-- BEGIN Provided records --
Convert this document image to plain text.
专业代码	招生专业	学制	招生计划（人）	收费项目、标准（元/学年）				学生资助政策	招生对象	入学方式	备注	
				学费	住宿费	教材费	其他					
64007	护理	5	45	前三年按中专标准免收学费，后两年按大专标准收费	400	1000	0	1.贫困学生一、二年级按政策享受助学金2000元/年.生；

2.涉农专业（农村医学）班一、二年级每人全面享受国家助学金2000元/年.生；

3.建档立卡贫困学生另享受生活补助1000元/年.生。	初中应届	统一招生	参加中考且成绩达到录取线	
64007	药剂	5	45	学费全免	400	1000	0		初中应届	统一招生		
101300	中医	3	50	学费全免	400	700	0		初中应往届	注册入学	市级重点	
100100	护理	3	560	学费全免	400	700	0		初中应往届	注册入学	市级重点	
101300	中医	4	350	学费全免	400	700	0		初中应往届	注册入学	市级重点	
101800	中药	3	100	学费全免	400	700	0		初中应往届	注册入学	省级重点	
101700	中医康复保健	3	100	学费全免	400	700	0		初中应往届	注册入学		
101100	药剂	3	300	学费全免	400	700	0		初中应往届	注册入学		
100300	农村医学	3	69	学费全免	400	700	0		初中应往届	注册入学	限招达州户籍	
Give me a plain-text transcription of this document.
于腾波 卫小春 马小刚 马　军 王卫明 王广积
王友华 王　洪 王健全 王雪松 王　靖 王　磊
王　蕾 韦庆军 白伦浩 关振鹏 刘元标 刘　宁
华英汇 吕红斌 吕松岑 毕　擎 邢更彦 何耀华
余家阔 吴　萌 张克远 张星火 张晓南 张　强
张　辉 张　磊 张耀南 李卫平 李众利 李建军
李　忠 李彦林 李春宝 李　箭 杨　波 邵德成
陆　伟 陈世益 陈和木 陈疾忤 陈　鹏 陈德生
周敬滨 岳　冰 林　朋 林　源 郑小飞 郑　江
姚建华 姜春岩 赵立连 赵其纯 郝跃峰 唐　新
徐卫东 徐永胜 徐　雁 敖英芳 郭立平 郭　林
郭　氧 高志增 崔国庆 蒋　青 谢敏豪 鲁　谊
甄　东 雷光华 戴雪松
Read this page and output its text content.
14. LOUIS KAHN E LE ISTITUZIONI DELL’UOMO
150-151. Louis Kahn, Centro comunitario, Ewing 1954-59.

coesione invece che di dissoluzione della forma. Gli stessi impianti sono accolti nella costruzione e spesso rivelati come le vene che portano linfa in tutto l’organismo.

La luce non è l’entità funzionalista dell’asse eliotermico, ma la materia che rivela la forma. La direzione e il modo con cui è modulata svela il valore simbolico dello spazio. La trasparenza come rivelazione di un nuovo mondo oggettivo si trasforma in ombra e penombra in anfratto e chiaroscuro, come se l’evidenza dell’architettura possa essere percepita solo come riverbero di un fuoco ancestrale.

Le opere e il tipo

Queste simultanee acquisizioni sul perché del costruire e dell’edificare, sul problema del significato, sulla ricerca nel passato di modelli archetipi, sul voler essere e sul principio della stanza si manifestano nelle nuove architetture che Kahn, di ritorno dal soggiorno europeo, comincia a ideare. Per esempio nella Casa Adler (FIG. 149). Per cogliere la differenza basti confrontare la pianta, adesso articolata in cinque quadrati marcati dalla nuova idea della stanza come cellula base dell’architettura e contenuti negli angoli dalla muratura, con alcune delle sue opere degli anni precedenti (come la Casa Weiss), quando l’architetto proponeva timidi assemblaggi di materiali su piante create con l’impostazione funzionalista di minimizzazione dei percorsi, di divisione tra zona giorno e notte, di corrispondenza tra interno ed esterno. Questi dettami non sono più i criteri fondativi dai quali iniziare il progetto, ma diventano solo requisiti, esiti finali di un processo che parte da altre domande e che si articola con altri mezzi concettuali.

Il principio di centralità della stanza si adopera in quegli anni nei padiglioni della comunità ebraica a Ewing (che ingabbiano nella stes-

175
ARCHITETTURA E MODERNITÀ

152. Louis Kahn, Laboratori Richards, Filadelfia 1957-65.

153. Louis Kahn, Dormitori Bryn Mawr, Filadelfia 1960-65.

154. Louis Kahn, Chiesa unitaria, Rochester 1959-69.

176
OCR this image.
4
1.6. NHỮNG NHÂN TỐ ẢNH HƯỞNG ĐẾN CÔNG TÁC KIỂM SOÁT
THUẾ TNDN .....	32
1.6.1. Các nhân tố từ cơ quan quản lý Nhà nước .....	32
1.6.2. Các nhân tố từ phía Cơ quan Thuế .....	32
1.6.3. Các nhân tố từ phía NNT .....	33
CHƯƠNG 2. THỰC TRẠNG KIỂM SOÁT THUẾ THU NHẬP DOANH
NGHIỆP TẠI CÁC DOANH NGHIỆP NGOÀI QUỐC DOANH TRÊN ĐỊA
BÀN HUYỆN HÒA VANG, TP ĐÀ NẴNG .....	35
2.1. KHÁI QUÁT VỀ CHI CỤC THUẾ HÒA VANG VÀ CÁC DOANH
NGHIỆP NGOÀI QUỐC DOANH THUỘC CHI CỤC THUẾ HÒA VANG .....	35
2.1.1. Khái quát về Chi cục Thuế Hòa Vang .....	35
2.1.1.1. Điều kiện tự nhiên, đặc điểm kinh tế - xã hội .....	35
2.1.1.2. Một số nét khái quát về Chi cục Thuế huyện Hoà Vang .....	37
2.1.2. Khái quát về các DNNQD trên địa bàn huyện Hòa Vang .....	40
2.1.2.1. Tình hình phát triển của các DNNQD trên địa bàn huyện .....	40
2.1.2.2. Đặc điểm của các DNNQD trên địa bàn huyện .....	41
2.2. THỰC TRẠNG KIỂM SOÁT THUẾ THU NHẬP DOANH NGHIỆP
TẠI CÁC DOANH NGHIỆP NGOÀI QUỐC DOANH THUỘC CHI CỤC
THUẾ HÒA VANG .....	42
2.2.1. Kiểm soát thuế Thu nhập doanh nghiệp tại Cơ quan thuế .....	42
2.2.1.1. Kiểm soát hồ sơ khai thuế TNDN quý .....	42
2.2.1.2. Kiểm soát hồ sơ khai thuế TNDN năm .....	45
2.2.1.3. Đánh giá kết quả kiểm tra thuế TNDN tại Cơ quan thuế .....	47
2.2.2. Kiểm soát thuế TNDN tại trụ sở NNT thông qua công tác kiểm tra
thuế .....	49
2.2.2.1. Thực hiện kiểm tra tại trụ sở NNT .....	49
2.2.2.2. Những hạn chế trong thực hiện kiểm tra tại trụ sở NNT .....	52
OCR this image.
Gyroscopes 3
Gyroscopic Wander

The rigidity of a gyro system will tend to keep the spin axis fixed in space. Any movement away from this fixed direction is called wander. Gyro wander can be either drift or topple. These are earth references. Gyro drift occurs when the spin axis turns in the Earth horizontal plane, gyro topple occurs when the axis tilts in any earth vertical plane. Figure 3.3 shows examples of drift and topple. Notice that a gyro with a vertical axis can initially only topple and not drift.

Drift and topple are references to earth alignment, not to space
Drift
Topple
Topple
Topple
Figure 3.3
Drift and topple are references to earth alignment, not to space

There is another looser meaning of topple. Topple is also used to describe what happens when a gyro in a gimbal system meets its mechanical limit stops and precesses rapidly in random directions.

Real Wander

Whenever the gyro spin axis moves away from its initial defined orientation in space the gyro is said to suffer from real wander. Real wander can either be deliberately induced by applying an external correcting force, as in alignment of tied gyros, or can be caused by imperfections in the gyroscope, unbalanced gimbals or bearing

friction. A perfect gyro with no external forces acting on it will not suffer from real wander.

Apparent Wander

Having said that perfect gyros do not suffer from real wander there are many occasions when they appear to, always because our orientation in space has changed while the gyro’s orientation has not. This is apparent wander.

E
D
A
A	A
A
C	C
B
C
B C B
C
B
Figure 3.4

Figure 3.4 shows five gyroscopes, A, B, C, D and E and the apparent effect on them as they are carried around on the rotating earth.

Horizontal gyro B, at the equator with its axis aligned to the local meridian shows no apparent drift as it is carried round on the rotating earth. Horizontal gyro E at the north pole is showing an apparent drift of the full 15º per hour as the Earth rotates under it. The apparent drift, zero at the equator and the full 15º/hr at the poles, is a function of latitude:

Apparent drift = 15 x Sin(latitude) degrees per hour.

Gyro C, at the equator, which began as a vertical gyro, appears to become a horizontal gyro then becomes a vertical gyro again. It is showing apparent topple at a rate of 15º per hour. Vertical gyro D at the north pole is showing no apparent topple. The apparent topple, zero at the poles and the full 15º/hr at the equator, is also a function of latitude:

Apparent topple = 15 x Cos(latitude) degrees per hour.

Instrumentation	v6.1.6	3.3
-- END Provided records --
Required task: Looking at the data above, show all lines where the word "QUỐC" occurs.

Final answer:
NGHIỆP TẠI CÁC DOANH NGHIỆP NGOÀI QUỐC DOANH TRÊN ĐỊA
NGHIỆP NGOÀI QUỐC DOANH THUỘC CHI CỤC THUẾ HÒA VANG .....	35
TẠI CÁC DOANH NGHIỆP NGOÀI QUỐC DOANH THUỘC CHI CỤC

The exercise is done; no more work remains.